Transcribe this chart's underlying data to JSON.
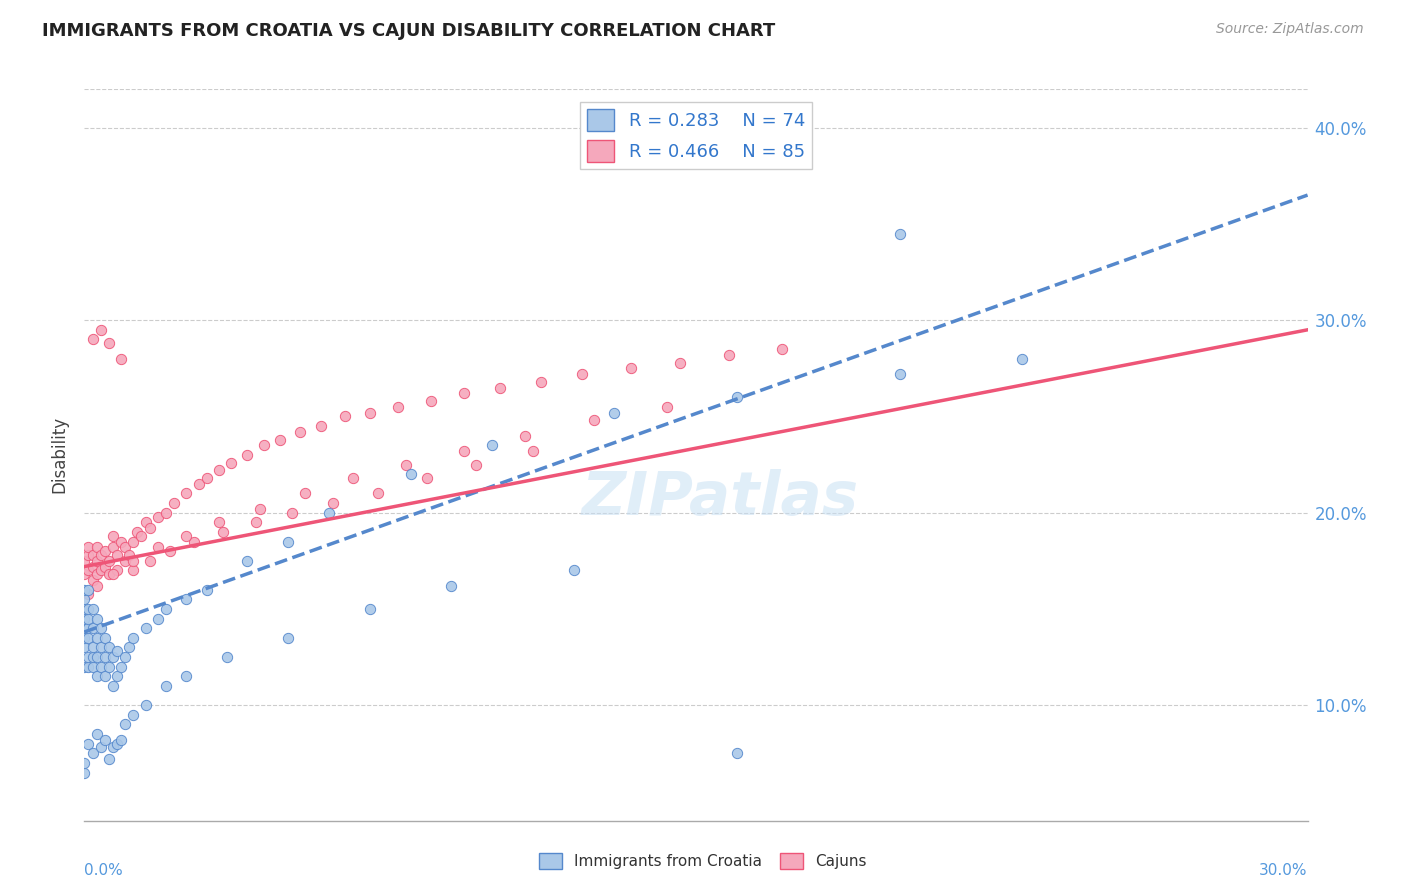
{
  "title": "IMMIGRANTS FROM CROATIA VS CAJUN DISABILITY CORRELATION CHART",
  "source": "Source: ZipAtlas.com",
  "ylabel": "Disability",
  "xmin": 0.0,
  "xmax": 0.3,
  "ymin": 0.04,
  "ymax": 0.42,
  "yticks": [
    0.1,
    0.2,
    0.3,
    0.4
  ],
  "ytick_labels": [
    "10.0%",
    "20.0%",
    "30.0%",
    "40.0%"
  ],
  "legend_r1": "0.283",
  "legend_n1": "74",
  "legend_r2": "0.466",
  "legend_n2": "85",
  "color_croatia": "#aac8e8",
  "color_cajun": "#f5a8bc",
  "color_line_croatia": "#5588cc",
  "color_line_cajun": "#ee5577",
  "watermark": "ZIPatlas",
  "croatia_scatter_x": [
    0.0,
    0.0,
    0.0,
    0.0,
    0.0,
    0.0,
    0.0,
    0.0,
    0.001,
    0.001,
    0.001,
    0.001,
    0.001,
    0.001,
    0.001,
    0.002,
    0.002,
    0.002,
    0.002,
    0.002,
    0.003,
    0.003,
    0.003,
    0.003,
    0.004,
    0.004,
    0.004,
    0.005,
    0.005,
    0.005,
    0.006,
    0.006,
    0.007,
    0.007,
    0.008,
    0.008,
    0.009,
    0.01,
    0.011,
    0.012,
    0.015,
    0.018,
    0.02,
    0.025,
    0.03,
    0.04,
    0.05,
    0.06,
    0.08,
    0.1,
    0.13,
    0.16,
    0.2,
    0.23,
    0.0,
    0.0,
    0.001,
    0.002,
    0.003,
    0.004,
    0.005,
    0.006,
    0.007,
    0.008,
    0.009,
    0.01,
    0.012,
    0.015,
    0.02,
    0.025,
    0.035,
    0.05,
    0.07,
    0.09,
    0.12,
    0.16,
    0.2
  ],
  "croatia_scatter_y": [
    0.12,
    0.13,
    0.135,
    0.14,
    0.145,
    0.15,
    0.155,
    0.16,
    0.12,
    0.125,
    0.135,
    0.14,
    0.145,
    0.15,
    0.16,
    0.12,
    0.125,
    0.13,
    0.14,
    0.15,
    0.115,
    0.125,
    0.135,
    0.145,
    0.12,
    0.13,
    0.14,
    0.115,
    0.125,
    0.135,
    0.12,
    0.13,
    0.11,
    0.125,
    0.115,
    0.128,
    0.12,
    0.125,
    0.13,
    0.135,
    0.14,
    0.145,
    0.15,
    0.155,
    0.16,
    0.175,
    0.185,
    0.2,
    0.22,
    0.235,
    0.252,
    0.26,
    0.272,
    0.28,
    0.065,
    0.07,
    0.08,
    0.075,
    0.085,
    0.078,
    0.082,
    0.072,
    0.078,
    0.08,
    0.082,
    0.09,
    0.095,
    0.1,
    0.11,
    0.115,
    0.125,
    0.135,
    0.15,
    0.162,
    0.17,
    0.075,
    0.345
  ],
  "cajun_scatter_x": [
    0.0,
    0.0,
    0.001,
    0.001,
    0.001,
    0.002,
    0.002,
    0.002,
    0.003,
    0.003,
    0.003,
    0.004,
    0.004,
    0.005,
    0.005,
    0.006,
    0.006,
    0.007,
    0.007,
    0.008,
    0.008,
    0.009,
    0.01,
    0.01,
    0.011,
    0.012,
    0.013,
    0.014,
    0.015,
    0.016,
    0.018,
    0.02,
    0.022,
    0.025,
    0.028,
    0.03,
    0.033,
    0.036,
    0.04,
    0.044,
    0.048,
    0.053,
    0.058,
    0.064,
    0.07,
    0.077,
    0.085,
    0.093,
    0.102,
    0.112,
    0.122,
    0.134,
    0.146,
    0.158,
    0.171,
    0.002,
    0.004,
    0.006,
    0.009,
    0.012,
    0.016,
    0.021,
    0.027,
    0.034,
    0.042,
    0.051,
    0.061,
    0.072,
    0.084,
    0.096,
    0.11,
    0.001,
    0.003,
    0.007,
    0.012,
    0.018,
    0.025,
    0.033,
    0.043,
    0.054,
    0.066,
    0.079,
    0.093,
    0.108,
    0.125,
    0.143
  ],
  "cajun_scatter_y": [
    0.175,
    0.168,
    0.17,
    0.178,
    0.182,
    0.165,
    0.172,
    0.178,
    0.168,
    0.175,
    0.182,
    0.17,
    0.178,
    0.172,
    0.18,
    0.168,
    0.175,
    0.182,
    0.188,
    0.17,
    0.178,
    0.185,
    0.175,
    0.182,
    0.178,
    0.185,
    0.19,
    0.188,
    0.195,
    0.192,
    0.198,
    0.2,
    0.205,
    0.21,
    0.215,
    0.218,
    0.222,
    0.226,
    0.23,
    0.235,
    0.238,
    0.242,
    0.245,
    0.25,
    0.252,
    0.255,
    0.258,
    0.262,
    0.265,
    0.268,
    0.272,
    0.275,
    0.278,
    0.282,
    0.285,
    0.29,
    0.295,
    0.288,
    0.28,
    0.17,
    0.175,
    0.18,
    0.185,
    0.19,
    0.195,
    0.2,
    0.205,
    0.21,
    0.218,
    0.225,
    0.232,
    0.158,
    0.162,
    0.168,
    0.175,
    0.182,
    0.188,
    0.195,
    0.202,
    0.21,
    0.218,
    0.225,
    0.232,
    0.24,
    0.248,
    0.255
  ],
  "line_croatia_x0": 0.0,
  "line_croatia_y0": 0.138,
  "line_croatia_x1": 0.3,
  "line_croatia_y1": 0.365,
  "line_cajun_x0": 0.0,
  "line_cajun_y0": 0.172,
  "line_cajun_x1": 0.3,
  "line_cajun_y1": 0.295
}
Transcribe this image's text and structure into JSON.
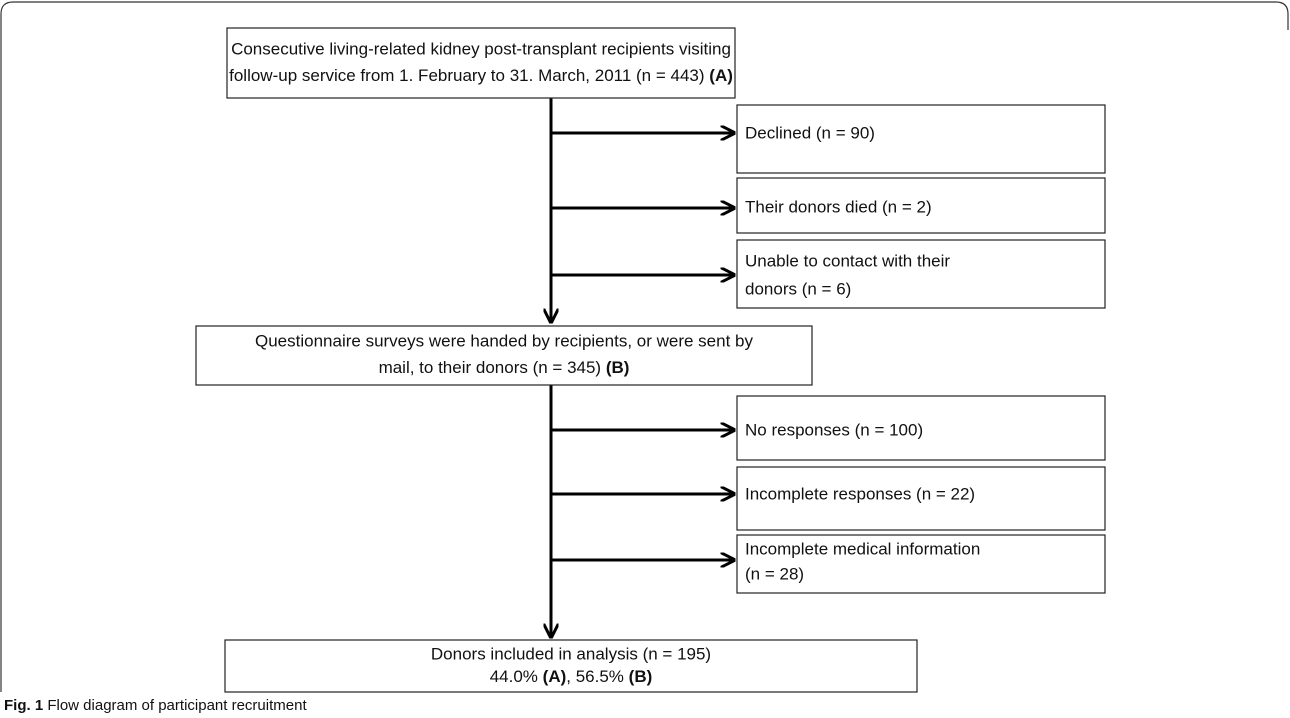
{
  "nodes": [
    {
      "lines": [
        "Consecutive living-related kidney post-transplant recipients visiting",
        "follow-up service from 1. February to 31. March, 2011 (n = 443)"
      ],
      "tag": "(A)"
    },
    {
      "lines": [
        "Declined (n = 90)"
      ]
    },
    {
      "lines": [
        "Their donors died (n = 2)"
      ]
    },
    {
      "lines": [
        "Unable to contact with their",
        "donors (n = 6)"
      ]
    },
    {
      "lines": [
        "Questionnaire surveys were handed by recipients, or were sent by",
        "mail, to their donors (n = 345)"
      ],
      "tag": "(B)"
    },
    {
      "lines": [
        "No responses (n = 100)"
      ]
    },
    {
      "lines": [
        "Incomplete responses  (n = 22)"
      ]
    },
    {
      "lines": [
        "Incomplete medical information",
        "(n = 28)"
      ]
    },
    {
      "lines": [
        "Donors included in analysis (n = 195)",
        "44.0%"
      ],
      "tags": [
        "(A)",
        ", 56.5%",
        "(B)"
      ]
    }
  ],
  "caption": {
    "label": "Fig. 1",
    "text": "Flow diagram of participant recruitment"
  }
}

####################

Requirement.
In your copy, repeat each record exactly and include no pictures.

Answer below.
Transcribe this chart's underlying data to JSON.
{
  "title": "IMMIGRANTS FROM CROATIA VS CAJUN DISABILITY CORRELATION CHART",
  "source": "Source: ZipAtlas.com",
  "ylabel": "Disability",
  "xmin": 0.0,
  "xmax": 0.3,
  "ymin": 0.04,
  "ymax": 0.42,
  "yticks": [
    0.1,
    0.2,
    0.3,
    0.4
  ],
  "ytick_labels": [
    "10.0%",
    "20.0%",
    "30.0%",
    "40.0%"
  ],
  "legend_r1": "0.283",
  "legend_n1": "74",
  "legend_r2": "0.466",
  "legend_n2": "85",
  "color_croatia": "#aac8e8",
  "color_cajun": "#f5a8bc",
  "color_line_croatia": "#5588cc",
  "color_line_cajun": "#ee5577",
  "watermark": "ZIPatlas",
  "croatia_scatter_x": [
    0.0,
    0.0,
    0.0,
    0.0,
    0.0,
    0.0,
    0.0,
    0.0,
    0.001,
    0.001,
    0.001,
    0.001,
    0.001,
    0.001,
    0.001,
    0.002,
    0.002,
    0.002,
    0.002,
    0.002,
    0.003,
    0.003,
    0.003,
    0.003,
    0.004,
    0.004,
    0.004,
    0.005,
    0.005,
    0.005,
    0.006,
    0.006,
    0.007,
    0.007,
    0.008,
    0.008,
    0.009,
    0.01,
    0.011,
    0.012,
    0.015,
    0.018,
    0.02,
    0.025,
    0.03,
    0.04,
    0.05,
    0.06,
    0.08,
    0.1,
    0.13,
    0.16,
    0.2,
    0.23,
    0.0,
    0.0,
    0.001,
    0.002,
    0.003,
    0.004,
    0.005,
    0.006,
    0.007,
    0.008,
    0.009,
    0.01,
    0.012,
    0.015,
    0.02,
    0.025,
    0.035,
    0.05,
    0.07,
    0.09,
    0.12,
    0.16,
    0.2
  ],
  "croatia_scatter_y": [
    0.12,
    0.13,
    0.135,
    0.14,
    0.145,
    0.15,
    0.155,
    0.16,
    0.12,
    0.125,
    0.135,
    0.14,
    0.145,
    0.15,
    0.16,
    0.12,
    0.125,
    0.13,
    0.14,
    0.15,
    0.115,
    0.125,
    0.135,
    0.145,
    0.12,
    0.13,
    0.14,
    0.115,
    0.125,
    0.135,
    0.12,
    0.13,
    0.11,
    0.125,
    0.115,
    0.128,
    0.12,
    0.125,
    0.13,
    0.135,
    0.14,
    0.145,
    0.15,
    0.155,
    0.16,
    0.175,
    0.185,
    0.2,
    0.22,
    0.235,
    0.252,
    0.26,
    0.272,
    0.28,
    0.065,
    0.07,
    0.08,
    0.075,
    0.085,
    0.078,
    0.082,
    0.072,
    0.078,
    0.08,
    0.082,
    0.09,
    0.095,
    0.1,
    0.11,
    0.115,
    0.125,
    0.135,
    0.15,
    0.162,
    0.17,
    0.075,
    0.345
  ],
  "cajun_scatter_x": [
    0.0,
    0.0,
    0.001,
    0.001,
    0.001,
    0.002,
    0.002,
    0.002,
    0.003,
    0.003,
    0.003,
    0.004,
    0.004,
    0.005,
    0.005,
    0.006,
    0.006,
    0.007,
    0.007,
    0.008,
    0.008,
    0.009,
    0.01,
    0.01,
    0.011,
    0.012,
    0.013,
    0.014,
    0.015,
    0.016,
    0.018,
    0.02,
    0.022,
    0.025,
    0.028,
    0.03,
    0.033,
    0.036,
    0.04,
    0.044,
    0.048,
    0.053,
    0.058,
    0.064,
    0.07,
    0.077,
    0.085,
    0.093,
    0.102,
    0.112,
    0.122,
    0.134,
    0.146,
    0.158,
    0.171,
    0.002,
    0.004,
    0.006,
    0.009,
    0.012,
    0.016,
    0.021,
    0.027,
    0.034,
    0.042,
    0.051,
    0.061,
    0.072,
    0.084,
    0.096,
    0.11,
    0.001,
    0.003,
    0.007,
    0.012,
    0.018,
    0.025,
    0.033,
    0.043,
    0.054,
    0.066,
    0.079,
    0.093,
    0.108,
    0.125,
    0.143
  ],
  "cajun_scatter_y": [
    0.175,
    0.168,
    0.17,
    0.178,
    0.182,
    0.165,
    0.172,
    0.178,
    0.168,
    0.175,
    0.182,
    0.17,
    0.178,
    0.172,
    0.18,
    0.168,
    0.175,
    0.182,
    0.188,
    0.17,
    0.178,
    0.185,
    0.175,
    0.182,
    0.178,
    0.185,
    0.19,
    0.188,
    0.195,
    0.192,
    0.198,
    0.2,
    0.205,
    0.21,
    0.215,
    0.218,
    0.222,
    0.226,
    0.23,
    0.235,
    0.238,
    0.242,
    0.245,
    0.25,
    0.252,
    0.255,
    0.258,
    0.262,
    0.265,
    0.268,
    0.272,
    0.275,
    0.278,
    0.282,
    0.285,
    0.29,
    0.295,
    0.288,
    0.28,
    0.17,
    0.175,
    0.18,
    0.185,
    0.19,
    0.195,
    0.2,
    0.205,
    0.21,
    0.218,
    0.225,
    0.232,
    0.158,
    0.162,
    0.168,
    0.175,
    0.182,
    0.188,
    0.195,
    0.202,
    0.21,
    0.218,
    0.225,
    0.232,
    0.24,
    0.248,
    0.255
  ],
  "line_croatia_x0": 0.0,
  "line_croatia_y0": 0.138,
  "line_croatia_x1": 0.3,
  "line_croatia_y1": 0.365,
  "line_cajun_x0": 0.0,
  "line_cajun_y0": 0.172,
  "line_cajun_x1": 0.3,
  "line_cajun_y1": 0.295
}
Transcribe this image's text and structure into JSON.
{
  "nodes": [
    {
      "lines": [
        "Consecutive living-related kidney post-transplant recipients visiting",
        "follow-up service from 1. February to 31. March, 2011 (n = 443)"
      ],
      "tag": "(A)"
    },
    {
      "lines": [
        "Declined (n = 90)"
      ]
    },
    {
      "lines": [
        "Their donors died (n = 2)"
      ]
    },
    {
      "lines": [
        "Unable to contact with their",
        "donors (n = 6)"
      ]
    },
    {
      "lines": [
        "Questionnaire surveys were handed by recipients, or were sent by",
        "mail, to their donors (n = 345)"
      ],
      "tag": "(B)"
    },
    {
      "lines": [
        "No responses (n = 100)"
      ]
    },
    {
      "lines": [
        "Incomplete responses  (n = 22)"
      ]
    },
    {
      "lines": [
        "Incomplete medical information",
        "(n = 28)"
      ]
    },
    {
      "lines": [
        "Donors included in analysis (n = 195)",
        "44.0%"
      ],
      "tags": [
        "(A)",
        ", 56.5%",
        "(B)"
      ]
    }
  ],
  "caption": {
    "label": "Fig. 1",
    "text": "Flow diagram of participant recruitment"
  }
}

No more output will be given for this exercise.